### Exercise goal
Output each entry verbatim and exclude every picture from it.

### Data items
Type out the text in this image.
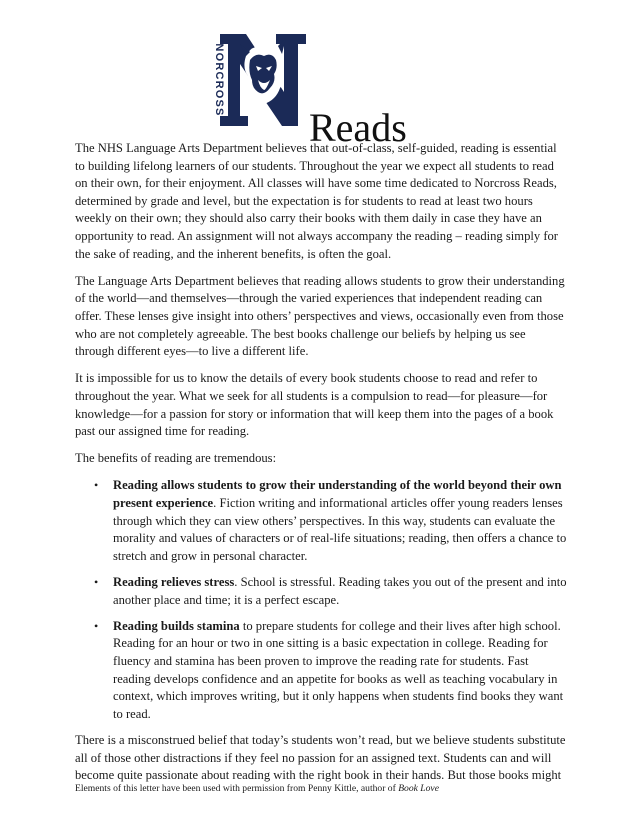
NORCROSS
Reads

The NHS Language Arts Department believes that out-of-class, self-guided, reading is essential to building lifelong learners of our students. Throughout the year we expect all students to read on their own, for their enjoyment. All classes will have some time dedicated to Norcross Reads, determined by grade and level, but the expectation is for students to read at least two hours weekly on their own; they should also carry their books with them daily in case they have an opportunity to read. An assignment will not always accompany the reading – reading simply for the sake of reading, and the inherent benefits, is often the goal.

The Language Arts Department believes that reading allows students to grow their understanding of the world—and themselves—through the varied experiences that independent reading can offer. These lenses give insight into others’ perspectives and views, occasionally even from those who are not completely agreeable. The best books challenge our beliefs by helping us see through different eyes—to live a different life.

It is impossible for us to know the details of every book students choose to read and refer to throughout the year. What we seek for all students is a compulsion to read—for pleasure—for knowledge—for a passion for story or information that will keep them into the pages of a book past our assigned time for reading.

The benefits of reading are tremendous:

• Reading allows students to grow their understanding of the world beyond their own present experience. Fiction writing and informational articles offer young readers lenses through which they can view others’ perspectives. In this way, students can evaluate the morality and values of characters or of real-life situations; reading, then offers a chance to stretch and grow in personal character.
• Reading relieves stress. School is stressful. Reading takes you out of the present and into another place and time; it is a perfect escape.
• Reading builds stamina to prepare students for college and their lives after high school. Reading for an hour or two in one sitting is a basic expectation in college. Reading for fluency and stamina has been proven to improve the reading rate for students. Fast reading develops confidence and an appetite for books as well as teaching vocabulary in context, which improves writing, but it only happens when students find books they want to read.

There is a misconstrued belief that today’s students won’t read, but we believe students substitute all of those other distractions if they feel no passion for an assigned text. Students can and will become quite passionate about reading with the right book in their hands. But those books might

Elements of this letter have been used with permission from Penny Kittle, author of Book Love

### Written answer
Type out the text in this image.
NORCROSS
Reads

The NHS Language Arts Department believes that out-of-class, self-guided, reading is essential to building lifelong learners of our students. Throughout the year we expect all students to read on their own, for their enjoyment. All classes will have some time dedicated to Norcross Reads, determined by grade and level, but the expectation is for students to read at least two hours weekly on their own; they should also carry their books with them daily in case they have an opportunity to read. An assignment will not always accompany the reading – reading simply for the sake of reading, and the inherent benefits, is often the goal.

The Language Arts Department believes that reading allows students to grow their understanding of the world—and themselves—through the varied experiences that independent reading can offer. These lenses give insight into others’ perspectives and views, occasionally even from those who are not completely agreeable. The best books challenge our beliefs by helping us see through different eyes—to live a different life.

It is impossible for us to know the details of every book students choose to read and refer to throughout the year. What we seek for all students is a compulsion to read—for pleasure—for knowledge—for a passion for story or information that will keep them into the pages of a book past our assigned time for reading.

The benefits of reading are tremendous:

• Reading allows students to grow their understanding of the world beyond their own present experience. Fiction writing and informational articles offer young readers lenses through which they can view others’ perspectives. In this way, students can evaluate the morality and values of characters or of real-life situations; reading, then offers a chance to stretch and grow in personal character.
• Reading relieves stress. School is stressful. Reading takes you out of the present and into another place and time; it is a perfect escape.
• Reading builds stamina to prepare students for college and their lives after high school. Reading for an hour or two in one sitting is a basic expectation in college. Reading for fluency and stamina has been proven to improve the reading rate for students. Fast reading develops confidence and an appetite for books as well as teaching vocabulary in context, which improves writing, but it only happens when students find books they want to read.

There is a misconstrued belief that today’s students won’t read, but we believe students substitute all of those other distractions if they feel no passion for an assigned text. Students can and will become quite passionate about reading with the right book in their hands. But those books might

Elements of this letter have been used with permission from Penny Kittle, author of Book Love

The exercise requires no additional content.